YOUR OBJECTIVE
Leaving out the pictures, transcribe all of the records faithfully.

RAW RECORDS
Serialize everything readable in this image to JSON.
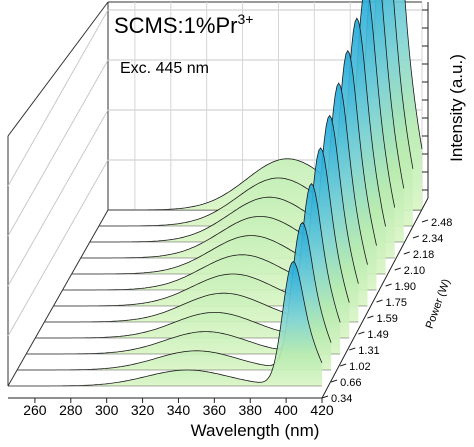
{
  "chart_data": {
    "type": "area",
    "title_main": "SCMS:1%Pr",
    "title_sup": "3+",
    "subtitle": "Exc. 445 nm",
    "xlabel": "Wavelength (nm)",
    "ylabel": "Intensity (a.u.)",
    "zlabel": "Power (W)",
    "x_ticks": [
      "260",
      "280",
      "300",
      "320",
      "340",
      "360",
      "380",
      "400",
      "420"
    ],
    "xlim": [
      245,
      420
    ],
    "z_ticks": [
      "0.34",
      "0.66",
      "1.02",
      "1.31",
      "1.49",
      "1.59",
      "1.75",
      "1.90",
      "2.10",
      "2.18",
      "2.34",
      "2.48"
    ],
    "grid": true,
    "colors": {
      "low_intensity": "#c6efac",
      "high_intensity": "#1fa9dc",
      "outline": "#1a1a1a"
    },
    "series": [
      {
        "power_W": 0.34,
        "broad_band": 0.05,
        "peak_400": 0.38
      },
      {
        "power_W": 0.66,
        "broad_band": 0.06,
        "peak_400": 0.45
      },
      {
        "power_W": 1.02,
        "broad_band": 0.07,
        "peak_400": 0.52
      },
      {
        "power_W": 1.31,
        "broad_band": 0.08,
        "peak_400": 0.58
      },
      {
        "power_W": 1.49,
        "broad_band": 0.09,
        "peak_400": 0.63
      },
      {
        "power_W": 1.59,
        "broad_band": 0.1,
        "peak_400": 0.68
      },
      {
        "power_W": 1.75,
        "broad_band": 0.11,
        "peak_400": 0.73
      },
      {
        "power_W": 1.9,
        "broad_band": 0.12,
        "peak_400": 0.78
      },
      {
        "power_W": 2.1,
        "broad_band": 0.13,
        "peak_400": 0.83
      },
      {
        "power_W": 2.18,
        "broad_band": 0.14,
        "peak_400": 0.88
      },
      {
        "power_W": 2.34,
        "broad_band": 0.15,
        "peak_400": 0.94
      },
      {
        "power_W": 2.48,
        "broad_band": 0.16,
        "peak_400": 1.0
      }
    ]
  }
}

RESPONSE TO THIS TASK
Serialize everything readable in this image to JSON.
{
  "chart_data": {
    "type": "area",
    "title_main": "SCMS:1%Pr",
    "title_sup": "3+",
    "subtitle": "Exc. 445 nm",
    "xlabel": "Wavelength (nm)",
    "ylabel": "Intensity (a.u.)",
    "zlabel": "Power (W)",
    "x_ticks": [
      "260",
      "280",
      "300",
      "320",
      "340",
      "360",
      "380",
      "400",
      "420"
    ],
    "xlim": [
      245,
      420
    ],
    "z_ticks": [
      "0.34",
      "0.66",
      "1.02",
      "1.31",
      "1.49",
      "1.59",
      "1.75",
      "1.90",
      "2.10",
      "2.18",
      "2.34",
      "2.48"
    ],
    "grid": true,
    "colors": {
      "low_intensity": "#c6efac",
      "high_intensity": "#1fa9dc",
      "outline": "#1a1a1a"
    },
    "series": [
      {
        "power_W": 0.34,
        "broad_band": 0.05,
        "peak_400": 0.38
      },
      {
        "power_W": 0.66,
        "broad_band": 0.06,
        "peak_400": 0.45
      },
      {
        "power_W": 1.02,
        "broad_band": 0.07,
        "peak_400": 0.52
      },
      {
        "power_W": 1.31,
        "broad_band": 0.08,
        "peak_400": 0.58
      },
      {
        "power_W": 1.49,
        "broad_band": 0.09,
        "peak_400": 0.63
      },
      {
        "power_W": 1.59,
        "broad_band": 0.1,
        "peak_400": 0.68
      },
      {
        "power_W": 1.75,
        "broad_band": 0.11,
        "peak_400": 0.73
      },
      {
        "power_W": 1.9,
        "broad_band": 0.12,
        "peak_400": 0.78
      },
      {
        "power_W": 2.1,
        "broad_band": 0.13,
        "peak_400": 0.83
      },
      {
        "power_W": 2.18,
        "broad_band": 0.14,
        "peak_400": 0.88
      },
      {
        "power_W": 2.34,
        "broad_band": 0.15,
        "peak_400": 0.94
      },
      {
        "power_W": 2.48,
        "broad_band": 0.16,
        "peak_400": 1.0
      }
    ]
  }
}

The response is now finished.